▶ **Requirement**
Every record must be repeated exactly; omit any pictures they contain.

(Data records)

= = = =

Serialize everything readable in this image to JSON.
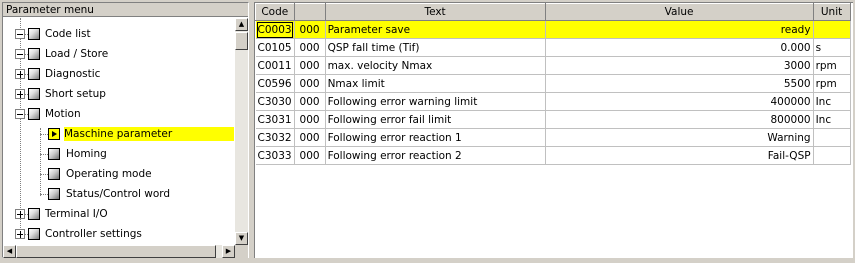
{
  "tree_panel": {
    "title": "Parameter menu",
    "items": [
      {
        "label": "Code list",
        "expander": "minus",
        "icon": "folder"
      },
      {
        "label": "Load / Store",
        "expander": "minus",
        "icon": "folder"
      },
      {
        "label": "Diagnostic",
        "expander": "plus",
        "icon": "folder"
      },
      {
        "label": "Short setup",
        "expander": "plus",
        "icon": "folder"
      },
      {
        "label": "Motion",
        "expander": "minus",
        "icon": "folder"
      },
      {
        "label": "Maschine parameter",
        "icon": "active-page",
        "selected": true
      },
      {
        "label": "Homing",
        "icon": "page"
      },
      {
        "label": "Operating mode",
        "icon": "page"
      },
      {
        "label": "Status/Control word",
        "icon": "page"
      },
      {
        "label": "Terminal I/O",
        "expander": "plus",
        "icon": "folder"
      },
      {
        "label": "Controller settings",
        "expander": "plus",
        "icon": "folder"
      }
    ],
    "selection_color": "#ffff00"
  },
  "grid": {
    "columns": [
      "Code",
      "",
      "Text",
      "Value",
      "Unit"
    ],
    "rows": [
      {
        "code": "C0003",
        "sub": "000",
        "text": "Parameter save",
        "value": "ready",
        "unit": "",
        "selected": true
      },
      {
        "code": "C0105",
        "sub": "000",
        "text": "QSP fall time (Tif)",
        "value": "0.000",
        "unit": "s"
      },
      {
        "code": "C0011",
        "sub": "000",
        "text": "max. velocity Nmax",
        "value": "3000",
        "unit": "rpm"
      },
      {
        "code": "C0596",
        "sub": "000",
        "text": "Nmax limit",
        "value": "5500",
        "unit": "rpm"
      },
      {
        "code": "C3030",
        "sub": "000",
        "text": "Following error warning limit",
        "value": "400000",
        "unit": "Inc"
      },
      {
        "code": "C3031",
        "sub": "000",
        "text": "Following error fail limit",
        "value": "800000",
        "unit": "Inc"
      },
      {
        "code": "C3032",
        "sub": "000",
        "text": "Following error reaction 1",
        "value": "Warning",
        "unit": ""
      },
      {
        "code": "C3033",
        "sub": "000",
        "text": "Following error reaction 2",
        "value": "Fail-QSP",
        "unit": ""
      }
    ]
  }
}
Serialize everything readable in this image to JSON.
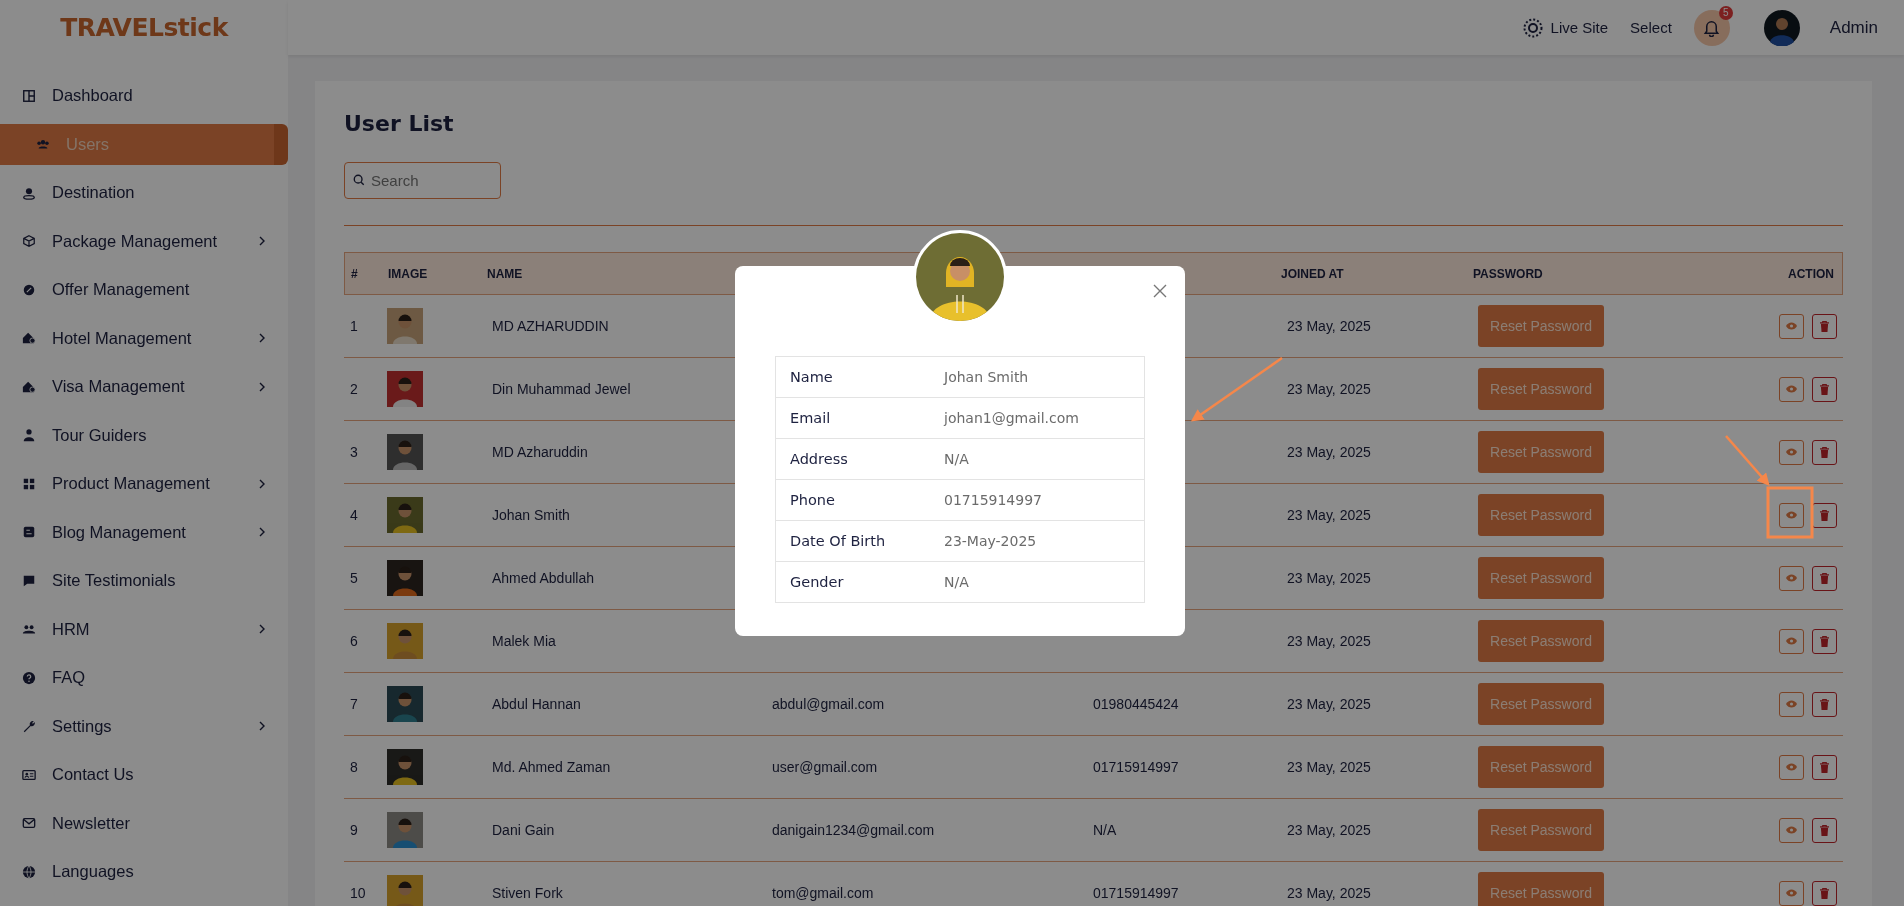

= = = =

▶ **Reply**
Serialize everything readable in this image to JSON.
{
  "tree_panel": {
    "title": "Parameter menu",
    "items": [
      {
        "label": "Code list",
        "expander": "minus",
        "icon": "folder"
      },
      {
        "label": "Load / Store",
        "expander": "minus",
        "icon": "folder"
      },
      {
        "label": "Diagnostic",
        "expander": "plus",
        "icon": "folder"
      },
      {
        "label": "Short setup",
        "expander": "plus",
        "icon": "folder"
      },
      {
        "label": "Motion",
        "expander": "minus",
        "icon": "folder"
      },
      {
        "label": "Maschine parameter",
        "icon": "active-page",
        "selected": true
      },
      {
        "label": "Homing",
        "icon": "page"
      },
      {
        "label": "Operating mode",
        "icon": "page"
      },
      {
        "label": "Status/Control word",
        "icon": "page"
      },
      {
        "label": "Terminal I/O",
        "expander": "plus",
        "icon": "folder"
      },
      {
        "label": "Controller settings",
        "expander": "plus",
        "icon": "folder"
      }
    ],
    "selection_color": "#ffff00"
  },
  "grid": {
    "columns": [
      "Code",
      "",
      "Text",
      "Value",
      "Unit"
    ],
    "rows": [
      {
        "code": "C0003",
        "sub": "000",
        "text": "Parameter save",
        "value": "ready",
        "unit": "",
        "selected": true
      },
      {
        "code": "C0105",
        "sub": "000",
        "text": "QSP fall time (Tif)",
        "value": "0.000",
        "unit": "s"
      },
      {
        "code": "C0011",
        "sub": "000",
        "text": "max. velocity Nmax",
        "value": "3000",
        "unit": "rpm"
      },
      {
        "code": "C0596",
        "sub": "000",
        "text": "Nmax limit",
        "value": "5500",
        "unit": "rpm"
      },
      {
        "code": "C3030",
        "sub": "000",
        "text": "Following error warning limit",
        "value": "400000",
        "unit": "Inc"
      },
      {
        "code": "C3031",
        "sub": "000",
        "text": "Following error fail limit",
        "value": "800000",
        "unit": "Inc"
      },
      {
        "code": "C3032",
        "sub": "000",
        "text": "Following error reaction 1",
        "value": "Warning",
        "unit": ""
      },
      {
        "code": "C3033",
        "sub": "000",
        "text": "Following error reaction 2",
        "value": "Fail-QSP",
        "unit": ""
      }
    ]
  }
}
Serialize everything readable in this image to JSON.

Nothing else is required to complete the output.